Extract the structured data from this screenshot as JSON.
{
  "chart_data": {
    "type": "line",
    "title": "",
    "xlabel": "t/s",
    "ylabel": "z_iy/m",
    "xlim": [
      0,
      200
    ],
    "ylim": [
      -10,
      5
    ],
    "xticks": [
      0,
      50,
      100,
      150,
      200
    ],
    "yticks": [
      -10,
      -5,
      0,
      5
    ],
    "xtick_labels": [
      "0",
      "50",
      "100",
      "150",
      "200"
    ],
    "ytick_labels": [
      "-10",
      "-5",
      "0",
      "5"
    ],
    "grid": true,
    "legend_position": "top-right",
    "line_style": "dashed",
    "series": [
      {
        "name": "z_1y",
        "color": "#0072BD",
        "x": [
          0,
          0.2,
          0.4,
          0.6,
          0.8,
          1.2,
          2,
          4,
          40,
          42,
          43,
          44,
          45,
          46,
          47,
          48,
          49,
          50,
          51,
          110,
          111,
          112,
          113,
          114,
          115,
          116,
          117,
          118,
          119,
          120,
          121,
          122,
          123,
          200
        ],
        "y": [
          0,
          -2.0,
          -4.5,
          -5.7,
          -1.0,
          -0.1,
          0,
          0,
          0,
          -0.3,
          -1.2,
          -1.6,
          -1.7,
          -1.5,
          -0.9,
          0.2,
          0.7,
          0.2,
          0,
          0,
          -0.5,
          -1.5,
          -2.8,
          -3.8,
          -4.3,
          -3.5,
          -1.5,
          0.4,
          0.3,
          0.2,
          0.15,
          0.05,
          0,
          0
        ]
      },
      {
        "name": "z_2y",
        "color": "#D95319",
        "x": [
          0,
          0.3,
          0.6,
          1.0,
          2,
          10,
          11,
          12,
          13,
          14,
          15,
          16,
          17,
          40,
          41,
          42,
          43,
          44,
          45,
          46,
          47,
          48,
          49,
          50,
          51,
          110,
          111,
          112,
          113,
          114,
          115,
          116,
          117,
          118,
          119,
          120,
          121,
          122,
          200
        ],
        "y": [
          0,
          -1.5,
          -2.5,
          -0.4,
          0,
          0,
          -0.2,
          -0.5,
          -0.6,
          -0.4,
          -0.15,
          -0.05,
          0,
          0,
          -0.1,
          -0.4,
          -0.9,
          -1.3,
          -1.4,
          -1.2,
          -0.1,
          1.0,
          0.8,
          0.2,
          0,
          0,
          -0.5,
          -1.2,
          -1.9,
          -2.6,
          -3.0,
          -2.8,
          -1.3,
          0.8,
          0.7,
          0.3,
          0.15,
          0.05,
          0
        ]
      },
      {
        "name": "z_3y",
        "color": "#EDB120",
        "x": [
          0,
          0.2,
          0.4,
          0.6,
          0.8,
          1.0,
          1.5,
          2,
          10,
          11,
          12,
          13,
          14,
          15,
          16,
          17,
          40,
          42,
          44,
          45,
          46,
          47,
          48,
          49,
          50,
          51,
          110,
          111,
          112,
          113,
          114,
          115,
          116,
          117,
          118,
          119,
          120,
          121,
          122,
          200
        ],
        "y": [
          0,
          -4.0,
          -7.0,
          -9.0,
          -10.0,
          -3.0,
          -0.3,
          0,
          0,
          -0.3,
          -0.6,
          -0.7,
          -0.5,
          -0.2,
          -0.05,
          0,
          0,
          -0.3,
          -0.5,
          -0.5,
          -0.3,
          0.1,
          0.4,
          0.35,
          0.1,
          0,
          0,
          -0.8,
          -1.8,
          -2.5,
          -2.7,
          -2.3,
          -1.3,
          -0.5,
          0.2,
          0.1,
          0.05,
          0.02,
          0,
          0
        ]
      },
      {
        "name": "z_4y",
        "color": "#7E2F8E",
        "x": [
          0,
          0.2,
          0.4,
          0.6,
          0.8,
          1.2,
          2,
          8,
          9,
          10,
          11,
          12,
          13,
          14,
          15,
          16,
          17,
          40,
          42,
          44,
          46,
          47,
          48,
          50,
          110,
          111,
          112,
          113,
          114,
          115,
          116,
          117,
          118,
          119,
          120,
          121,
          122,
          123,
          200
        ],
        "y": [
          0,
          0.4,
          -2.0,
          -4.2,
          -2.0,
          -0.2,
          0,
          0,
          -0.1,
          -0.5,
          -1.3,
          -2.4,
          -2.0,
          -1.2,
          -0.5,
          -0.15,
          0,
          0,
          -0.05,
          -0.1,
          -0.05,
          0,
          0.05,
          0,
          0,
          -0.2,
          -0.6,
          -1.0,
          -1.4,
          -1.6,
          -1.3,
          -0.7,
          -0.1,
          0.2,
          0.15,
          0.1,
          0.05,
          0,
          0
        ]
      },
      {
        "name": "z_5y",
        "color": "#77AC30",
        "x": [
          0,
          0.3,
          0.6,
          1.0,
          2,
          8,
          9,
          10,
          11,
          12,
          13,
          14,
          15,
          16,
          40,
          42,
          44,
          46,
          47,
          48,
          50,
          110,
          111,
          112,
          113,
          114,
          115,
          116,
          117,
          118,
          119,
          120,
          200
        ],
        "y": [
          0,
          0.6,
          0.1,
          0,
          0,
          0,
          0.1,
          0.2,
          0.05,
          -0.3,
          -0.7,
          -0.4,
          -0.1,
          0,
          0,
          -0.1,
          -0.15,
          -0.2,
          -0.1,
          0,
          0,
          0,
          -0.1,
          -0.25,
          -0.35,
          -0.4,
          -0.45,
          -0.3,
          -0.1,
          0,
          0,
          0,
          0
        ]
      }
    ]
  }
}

++++++++++++++++++++

Requirement >>
Extract each line from the listing above, please, and repeat it exactly.

Reply >>
Extract the structured data from this screenshot as JSON.
{
  "chart_data": {
    "type": "line",
    "title": "",
    "xlabel": "t/s",
    "ylabel": "z_iy/m",
    "xlim": [
      0,
      200
    ],
    "ylim": [
      -10,
      5
    ],
    "xticks": [
      0,
      50,
      100,
      150,
      200
    ],
    "yticks": [
      -10,
      -5,
      0,
      5
    ],
    "xtick_labels": [
      "0",
      "50",
      "100",
      "150",
      "200"
    ],
    "ytick_labels": [
      "-10",
      "-5",
      "0",
      "5"
    ],
    "grid": true,
    "legend_position": "top-right",
    "line_style": "dashed",
    "series": [
      {
        "name": "z_1y",
        "color": "#0072BD",
        "x": [
          0,
          0.2,
          0.4,
          0.6,
          0.8,
          1.2,
          2,
          4,
          40,
          42,
          43,
          44,
          45,
          46,
          47,
          48,
          49,
          50,
          51,
          110,
          111,
          112,
          113,
          114,
          115,
          116,
          117,
          118,
          119,
          120,
          121,
          122,
          123,
          200
        ],
        "y": [
          0,
          -2.0,
          -4.5,
          -5.7,
          -1.0,
          -0.1,
          0,
          0,
          0,
          -0.3,
          -1.2,
          -1.6,
          -1.7,
          -1.5,
          -0.9,
          0.2,
          0.7,
          0.2,
          0,
          0,
          -0.5,
          -1.5,
          -2.8,
          -3.8,
          -4.3,
          -3.5,
          -1.5,
          0.4,
          0.3,
          0.2,
          0.15,
          0.05,
          0,
          0
        ]
      },
      {
        "name": "z_2y",
        "color": "#D95319",
        "x": [
          0,
          0.3,
          0.6,
          1.0,
          2,
          10,
          11,
          12,
          13,
          14,
          15,
          16,
          17,
          40,
          41,
          42,
          43,
          44,
          45,
          46,
          47,
          48,
          49,
          50,
          51,
          110,
          111,
          112,
          113,
          114,
          115,
          116,
          117,
          118,
          119,
          120,
          121,
          122,
          200
        ],
        "y": [
          0,
          -1.5,
          -2.5,
          -0.4,
          0,
          0,
          -0.2,
          -0.5,
          -0.6,
          -0.4,
          -0.15,
          -0.05,
          0,
          0,
          -0.1,
          -0.4,
          -0.9,
          -1.3,
          -1.4,
          -1.2,
          -0.1,
          1.0,
          0.8,
          0.2,
          0,
          0,
          -0.5,
          -1.2,
          -1.9,
          -2.6,
          -3.0,
          -2.8,
          -1.3,
          0.8,
          0.7,
          0.3,
          0.15,
          0.05,
          0
        ]
      },
      {
        "name": "z_3y",
        "color": "#EDB120",
        "x": [
          0,
          0.2,
          0.4,
          0.6,
          0.8,
          1.0,
          1.5,
          2,
          10,
          11,
          12,
          13,
          14,
          15,
          16,
          17,
          40,
          42,
          44,
          45,
          46,
          47,
          48,
          49,
          50,
          51,
          110,
          111,
          112,
          113,
          114,
          115,
          116,
          117,
          118,
          119,
          120,
          121,
          122,
          200
        ],
        "y": [
          0,
          -4.0,
          -7.0,
          -9.0,
          -10.0,
          -3.0,
          -0.3,
          0,
          0,
          -0.3,
          -0.6,
          -0.7,
          -0.5,
          -0.2,
          -0.05,
          0,
          0,
          -0.3,
          -0.5,
          -0.5,
          -0.3,
          0.1,
          0.4,
          0.35,
          0.1,
          0,
          0,
          -0.8,
          -1.8,
          -2.5,
          -2.7,
          -2.3,
          -1.3,
          -0.5,
          0.2,
          0.1,
          0.05,
          0.02,
          0,
          0
        ]
      },
      {
        "name": "z_4y",
        "color": "#7E2F8E",
        "x": [
          0,
          0.2,
          0.4,
          0.6,
          0.8,
          1.2,
          2,
          8,
          9,
          10,
          11,
          12,
          13,
          14,
          15,
          16,
          17,
          40,
          42,
          44,
          46,
          47,
          48,
          50,
          110,
          111,
          112,
          113,
          114,
          115,
          116,
          117,
          118,
          119,
          120,
          121,
          122,
          123,
          200
        ],
        "y": [
          0,
          0.4,
          -2.0,
          -4.2,
          -2.0,
          -0.2,
          0,
          0,
          -0.1,
          -0.5,
          -1.3,
          -2.4,
          -2.0,
          -1.2,
          -0.5,
          -0.15,
          0,
          0,
          -0.05,
          -0.1,
          -0.05,
          0,
          0.05,
          0,
          0,
          -0.2,
          -0.6,
          -1.0,
          -1.4,
          -1.6,
          -1.3,
          -0.7,
          -0.1,
          0.2,
          0.15,
          0.1,
          0.05,
          0,
          0
        ]
      },
      {
        "name": "z_5y",
        "color": "#77AC30",
        "x": [
          0,
          0.3,
          0.6,
          1.0,
          2,
          8,
          9,
          10,
          11,
          12,
          13,
          14,
          15,
          16,
          40,
          42,
          44,
          46,
          47,
          48,
          50,
          110,
          111,
          112,
          113,
          114,
          115,
          116,
          117,
          118,
          119,
          120,
          200
        ],
        "y": [
          0,
          0.6,
          0.1,
          0,
          0,
          0,
          0.1,
          0.2,
          0.05,
          -0.3,
          -0.7,
          -0.4,
          -0.1,
          0,
          0,
          -0.1,
          -0.15,
          -0.2,
          -0.1,
          0,
          0,
          0,
          -0.1,
          -0.25,
          -0.35,
          -0.4,
          -0.45,
          -0.3,
          -0.1,
          0,
          0,
          0,
          0
        ]
      }
    ]
  }
}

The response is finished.